● AIM OF THE EXERCISE
Exactly as written, retype the listing below, omitting the pictures.
_ _ _ _ _
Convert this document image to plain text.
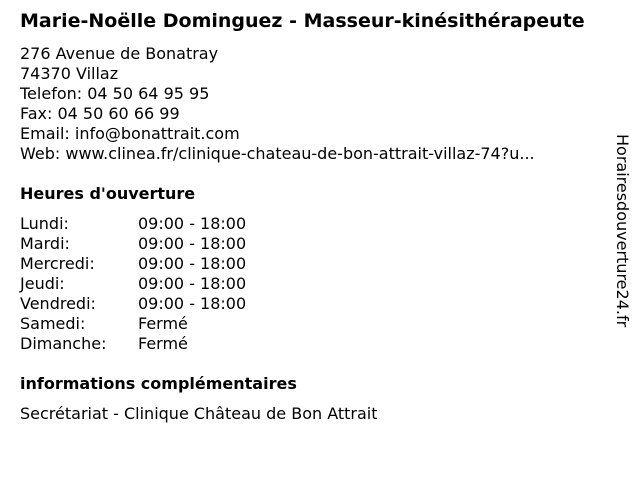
Marie-Noëlle Dominguez - Masseur-kinésithérapeute
276 Avenue de Bonatray
74370 Villaz
Telefon: 04 50 64 95 95
Fax: 04 50 60 66 99
Email: info@bonattrait.com
Web: www.clinea.fr/clinique-chateau-de-bon-attrait-villaz-74?u...
Heures d'ouverture
Lundi:	09:00 - 18:00
Mardi:	09:00 - 18:00
Mercredi:	09:00 - 18:00
Jeudi:	09:00 - 18:00
Vendredi:	09:00 - 18:00
Samedi:	Fermé
Dimanche: Fermé
informations complémentaires
Secrétariat - Clinique Château de Bon Attrait
Horairesdouverture24.fr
_ _ _ _ _
● RESULT BELOW
Convert this document image to plain text.
Marie-Noëlle Dominguez - Masseur-kinésithérapeute
276 Avenue de Bonatray
74370 Villaz
Telefon: 04 50 64 95 95
Fax: 04 50 60 66 99
Email: info@bonattrait.com
Web: www.clinea.fr/clinique-chateau-de-bon-attrait-villaz-74?u...
Heures d'ouverture
Lundi:	09:00 - 18:00
Mardi:	09:00 - 18:00
Mercredi:	09:00 - 18:00
Jeudi:	09:00 - 18:00
Vendredi:	09:00 - 18:00
Samedi:	Fermé
Dimanche: Fermé
informations complémentaires
Secrétariat - Clinique Château de Bon Attrait
Horairesdouverture24.fr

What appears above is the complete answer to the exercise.